> **WRITTEN TASK**: Locate and copy each line in the data that contains the word "swords".
··· DATASET ENTRIES ···
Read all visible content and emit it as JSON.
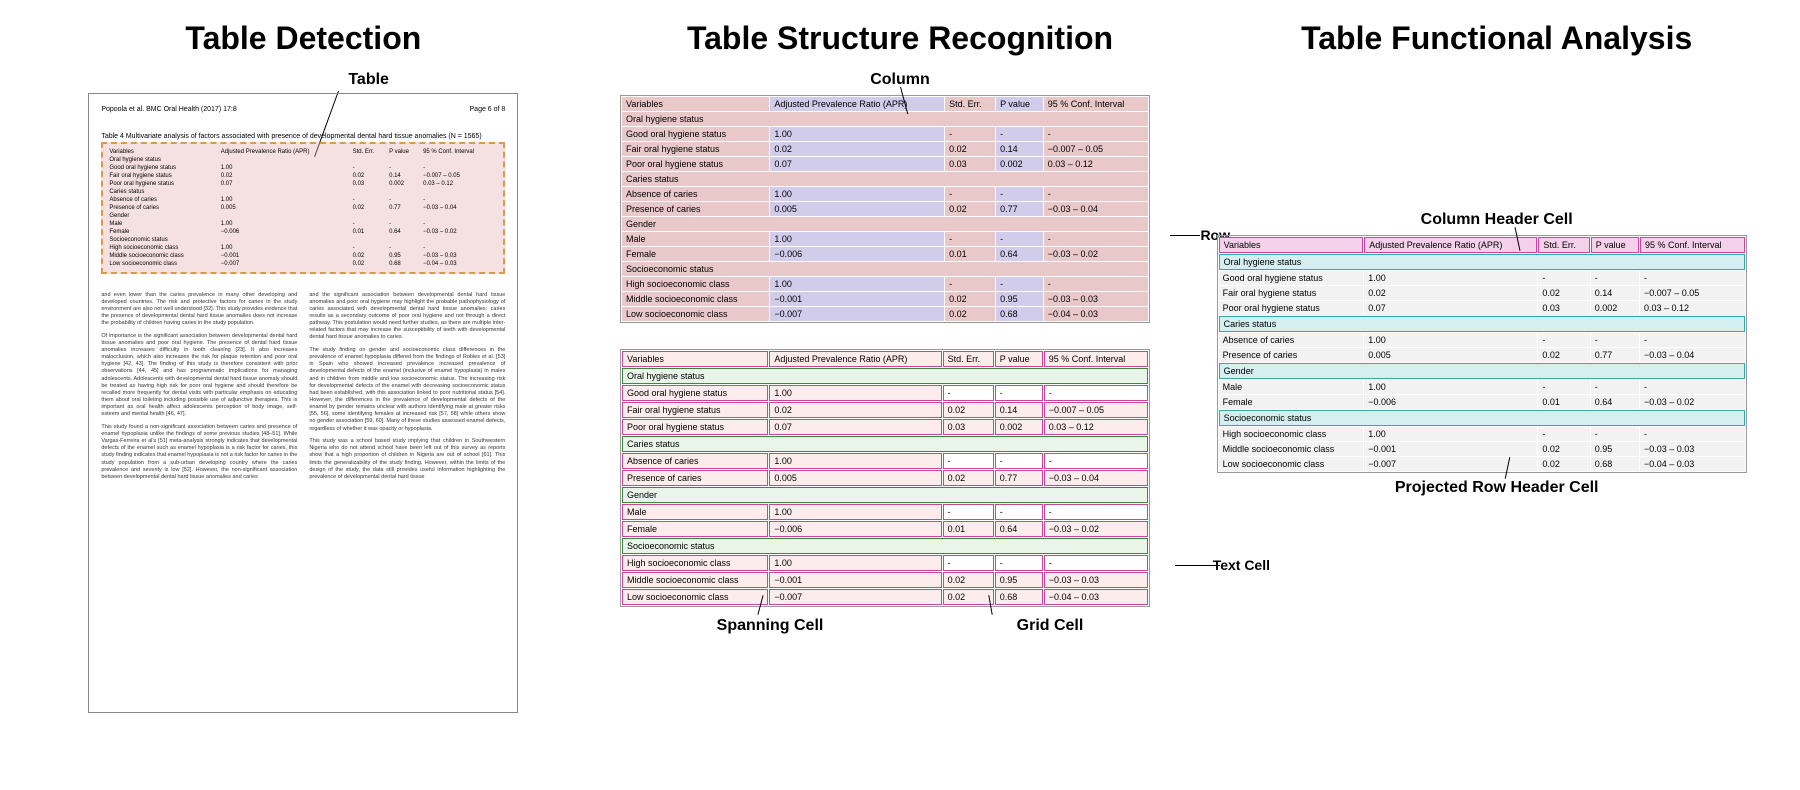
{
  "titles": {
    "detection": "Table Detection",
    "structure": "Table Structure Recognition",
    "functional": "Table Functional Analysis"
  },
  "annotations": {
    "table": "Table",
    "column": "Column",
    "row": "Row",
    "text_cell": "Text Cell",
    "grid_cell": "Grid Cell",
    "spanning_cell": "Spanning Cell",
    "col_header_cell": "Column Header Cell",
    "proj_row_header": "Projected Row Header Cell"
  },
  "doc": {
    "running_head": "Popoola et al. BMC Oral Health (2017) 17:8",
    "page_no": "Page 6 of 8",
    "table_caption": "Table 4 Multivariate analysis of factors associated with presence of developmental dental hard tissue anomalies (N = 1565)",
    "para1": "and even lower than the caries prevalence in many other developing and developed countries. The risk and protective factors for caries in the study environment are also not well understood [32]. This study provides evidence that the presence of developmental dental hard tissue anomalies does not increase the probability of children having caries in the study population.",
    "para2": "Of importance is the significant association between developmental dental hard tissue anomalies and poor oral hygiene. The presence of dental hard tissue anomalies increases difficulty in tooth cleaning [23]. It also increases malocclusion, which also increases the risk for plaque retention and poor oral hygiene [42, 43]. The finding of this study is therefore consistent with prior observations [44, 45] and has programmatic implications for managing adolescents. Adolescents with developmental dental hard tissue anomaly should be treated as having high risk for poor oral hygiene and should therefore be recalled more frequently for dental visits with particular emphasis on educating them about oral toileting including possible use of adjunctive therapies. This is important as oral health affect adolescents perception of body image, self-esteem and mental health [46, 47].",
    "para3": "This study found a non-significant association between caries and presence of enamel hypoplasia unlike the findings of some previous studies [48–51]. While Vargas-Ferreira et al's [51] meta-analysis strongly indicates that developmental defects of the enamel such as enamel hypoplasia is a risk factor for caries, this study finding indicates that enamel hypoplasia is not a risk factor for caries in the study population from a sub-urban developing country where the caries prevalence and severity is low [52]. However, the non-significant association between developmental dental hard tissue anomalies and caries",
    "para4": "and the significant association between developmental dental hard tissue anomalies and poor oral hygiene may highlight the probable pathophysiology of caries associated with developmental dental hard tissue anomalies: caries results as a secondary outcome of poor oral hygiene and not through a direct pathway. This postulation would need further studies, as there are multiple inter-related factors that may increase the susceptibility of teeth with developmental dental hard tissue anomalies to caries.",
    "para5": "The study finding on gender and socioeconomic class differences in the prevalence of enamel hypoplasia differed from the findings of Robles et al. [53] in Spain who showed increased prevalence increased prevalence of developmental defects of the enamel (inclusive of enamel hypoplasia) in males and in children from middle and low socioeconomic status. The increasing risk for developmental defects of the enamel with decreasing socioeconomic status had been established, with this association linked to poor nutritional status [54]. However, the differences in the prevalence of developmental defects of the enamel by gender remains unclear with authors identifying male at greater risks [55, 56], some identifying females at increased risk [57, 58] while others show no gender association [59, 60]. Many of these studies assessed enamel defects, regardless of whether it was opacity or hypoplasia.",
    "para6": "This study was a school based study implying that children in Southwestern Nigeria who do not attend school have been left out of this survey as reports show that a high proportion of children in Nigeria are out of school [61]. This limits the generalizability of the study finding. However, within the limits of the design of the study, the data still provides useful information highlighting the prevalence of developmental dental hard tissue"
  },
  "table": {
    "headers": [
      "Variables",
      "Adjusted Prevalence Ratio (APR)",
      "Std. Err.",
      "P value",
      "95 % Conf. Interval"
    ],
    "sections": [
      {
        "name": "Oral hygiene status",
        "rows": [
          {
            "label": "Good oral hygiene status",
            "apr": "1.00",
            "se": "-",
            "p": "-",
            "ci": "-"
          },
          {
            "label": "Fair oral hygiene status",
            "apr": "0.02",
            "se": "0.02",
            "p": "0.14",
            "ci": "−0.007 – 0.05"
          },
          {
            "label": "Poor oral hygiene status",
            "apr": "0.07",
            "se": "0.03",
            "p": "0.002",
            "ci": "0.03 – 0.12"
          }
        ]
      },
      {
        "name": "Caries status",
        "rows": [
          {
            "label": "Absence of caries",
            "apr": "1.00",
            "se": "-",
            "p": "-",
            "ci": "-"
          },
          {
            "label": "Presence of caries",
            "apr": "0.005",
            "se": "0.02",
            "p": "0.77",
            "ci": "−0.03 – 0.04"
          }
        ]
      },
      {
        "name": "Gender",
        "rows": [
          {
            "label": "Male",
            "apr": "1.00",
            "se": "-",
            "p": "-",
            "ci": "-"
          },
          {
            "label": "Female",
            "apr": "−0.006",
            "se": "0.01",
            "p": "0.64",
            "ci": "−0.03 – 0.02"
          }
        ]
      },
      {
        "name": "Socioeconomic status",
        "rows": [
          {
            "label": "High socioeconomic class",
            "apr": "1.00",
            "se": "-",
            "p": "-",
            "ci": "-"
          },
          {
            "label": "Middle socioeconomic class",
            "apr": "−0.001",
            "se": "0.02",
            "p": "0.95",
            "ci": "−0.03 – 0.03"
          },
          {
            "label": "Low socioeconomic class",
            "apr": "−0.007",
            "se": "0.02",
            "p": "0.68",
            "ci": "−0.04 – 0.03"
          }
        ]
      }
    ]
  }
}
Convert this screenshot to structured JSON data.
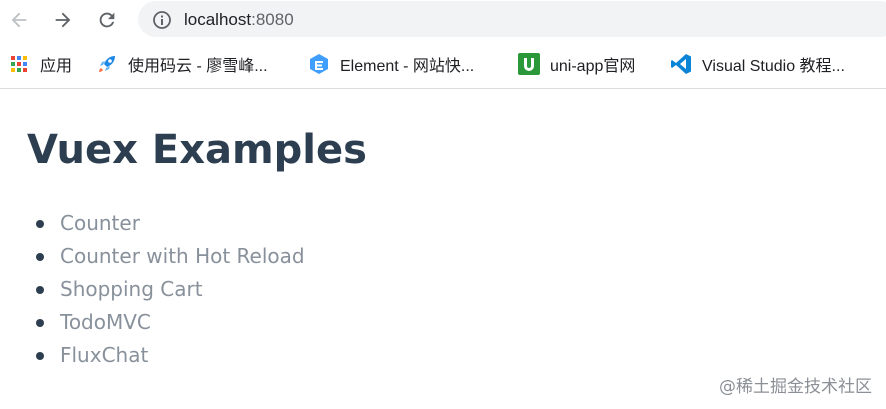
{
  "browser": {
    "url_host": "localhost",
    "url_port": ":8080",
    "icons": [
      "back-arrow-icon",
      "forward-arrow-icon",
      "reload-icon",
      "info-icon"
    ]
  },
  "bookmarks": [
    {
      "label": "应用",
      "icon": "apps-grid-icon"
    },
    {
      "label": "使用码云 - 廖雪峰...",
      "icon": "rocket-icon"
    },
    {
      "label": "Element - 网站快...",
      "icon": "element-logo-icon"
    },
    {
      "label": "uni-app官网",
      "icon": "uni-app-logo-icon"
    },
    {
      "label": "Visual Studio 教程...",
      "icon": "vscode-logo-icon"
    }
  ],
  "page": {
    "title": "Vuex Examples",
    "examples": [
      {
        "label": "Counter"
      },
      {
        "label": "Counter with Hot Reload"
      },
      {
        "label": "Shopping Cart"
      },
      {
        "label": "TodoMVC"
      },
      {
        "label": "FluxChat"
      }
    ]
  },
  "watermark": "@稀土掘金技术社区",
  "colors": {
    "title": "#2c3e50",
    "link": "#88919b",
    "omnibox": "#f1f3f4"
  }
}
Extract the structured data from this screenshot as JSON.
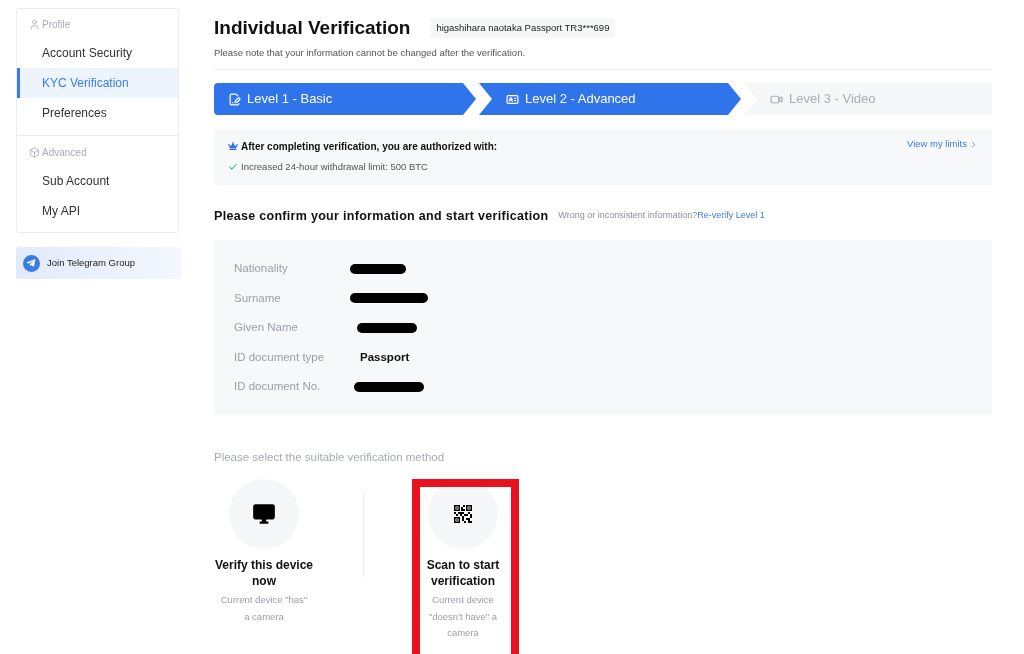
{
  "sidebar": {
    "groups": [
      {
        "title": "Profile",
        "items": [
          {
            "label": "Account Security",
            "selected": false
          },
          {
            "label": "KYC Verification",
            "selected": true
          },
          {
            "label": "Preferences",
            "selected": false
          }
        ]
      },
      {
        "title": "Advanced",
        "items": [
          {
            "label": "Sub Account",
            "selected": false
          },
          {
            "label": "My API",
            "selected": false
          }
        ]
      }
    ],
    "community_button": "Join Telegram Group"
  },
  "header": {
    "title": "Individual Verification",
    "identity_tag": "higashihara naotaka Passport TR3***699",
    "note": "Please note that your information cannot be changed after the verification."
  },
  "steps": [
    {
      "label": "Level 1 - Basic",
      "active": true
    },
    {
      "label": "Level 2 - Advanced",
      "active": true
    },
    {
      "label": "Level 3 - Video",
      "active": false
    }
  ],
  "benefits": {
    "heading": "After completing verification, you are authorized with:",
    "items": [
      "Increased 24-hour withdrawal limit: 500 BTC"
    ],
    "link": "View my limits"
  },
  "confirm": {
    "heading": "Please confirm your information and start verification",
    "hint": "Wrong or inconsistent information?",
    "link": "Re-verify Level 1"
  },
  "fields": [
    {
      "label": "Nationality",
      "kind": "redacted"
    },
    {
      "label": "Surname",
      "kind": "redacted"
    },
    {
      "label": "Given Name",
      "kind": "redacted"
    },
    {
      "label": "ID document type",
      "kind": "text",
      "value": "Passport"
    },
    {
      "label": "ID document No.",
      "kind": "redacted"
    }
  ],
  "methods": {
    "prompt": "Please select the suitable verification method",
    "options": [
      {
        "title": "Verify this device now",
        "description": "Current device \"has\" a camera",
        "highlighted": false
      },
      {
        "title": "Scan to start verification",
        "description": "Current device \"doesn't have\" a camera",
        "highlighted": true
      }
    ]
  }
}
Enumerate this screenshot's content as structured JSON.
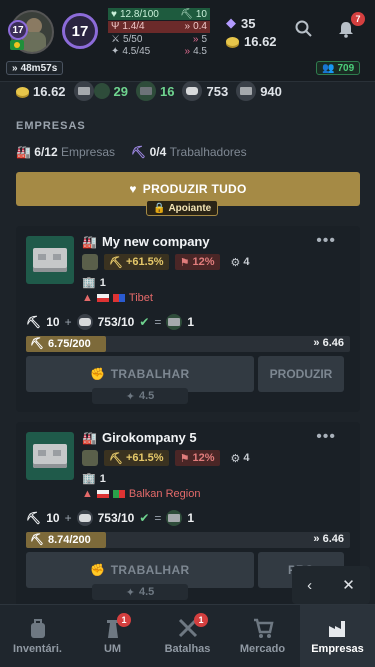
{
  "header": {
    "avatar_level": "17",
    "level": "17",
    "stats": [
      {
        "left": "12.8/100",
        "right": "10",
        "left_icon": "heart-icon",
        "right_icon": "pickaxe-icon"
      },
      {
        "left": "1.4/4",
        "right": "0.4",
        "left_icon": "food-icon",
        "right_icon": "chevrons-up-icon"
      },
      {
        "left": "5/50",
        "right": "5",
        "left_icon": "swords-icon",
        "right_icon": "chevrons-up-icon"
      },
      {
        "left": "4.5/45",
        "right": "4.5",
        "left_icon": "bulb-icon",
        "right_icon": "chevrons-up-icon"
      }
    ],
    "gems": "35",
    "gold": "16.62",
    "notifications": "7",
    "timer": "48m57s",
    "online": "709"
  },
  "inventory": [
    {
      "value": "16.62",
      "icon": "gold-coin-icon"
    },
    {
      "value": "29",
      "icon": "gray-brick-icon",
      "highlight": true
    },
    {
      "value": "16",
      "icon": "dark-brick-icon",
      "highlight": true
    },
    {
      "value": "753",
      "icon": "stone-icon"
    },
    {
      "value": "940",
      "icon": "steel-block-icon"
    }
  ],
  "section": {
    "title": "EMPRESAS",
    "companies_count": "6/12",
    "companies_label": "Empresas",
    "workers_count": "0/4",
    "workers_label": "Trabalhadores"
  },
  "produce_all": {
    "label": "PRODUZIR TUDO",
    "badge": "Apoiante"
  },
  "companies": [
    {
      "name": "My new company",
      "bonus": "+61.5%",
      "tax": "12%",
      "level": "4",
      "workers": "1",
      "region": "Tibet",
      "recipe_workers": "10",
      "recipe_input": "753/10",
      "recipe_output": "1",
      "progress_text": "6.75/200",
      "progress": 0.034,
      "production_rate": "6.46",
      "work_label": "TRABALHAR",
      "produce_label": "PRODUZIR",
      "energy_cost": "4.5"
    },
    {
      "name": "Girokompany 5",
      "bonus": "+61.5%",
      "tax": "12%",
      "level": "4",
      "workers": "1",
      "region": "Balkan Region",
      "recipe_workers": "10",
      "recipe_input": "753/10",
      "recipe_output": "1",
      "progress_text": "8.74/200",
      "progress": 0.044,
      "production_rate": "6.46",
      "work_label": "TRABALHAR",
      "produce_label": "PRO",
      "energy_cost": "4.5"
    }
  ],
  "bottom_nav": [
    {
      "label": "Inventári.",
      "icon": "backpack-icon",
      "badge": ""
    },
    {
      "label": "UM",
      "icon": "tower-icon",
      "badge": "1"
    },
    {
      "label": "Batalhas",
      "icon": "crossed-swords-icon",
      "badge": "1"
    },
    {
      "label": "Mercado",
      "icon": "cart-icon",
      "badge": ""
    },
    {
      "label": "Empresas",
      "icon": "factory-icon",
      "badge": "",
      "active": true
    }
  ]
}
···
> **TASK ANSWER**:
        "left_icon": "swords-icon",
      "icon": "crossed-swords-icon",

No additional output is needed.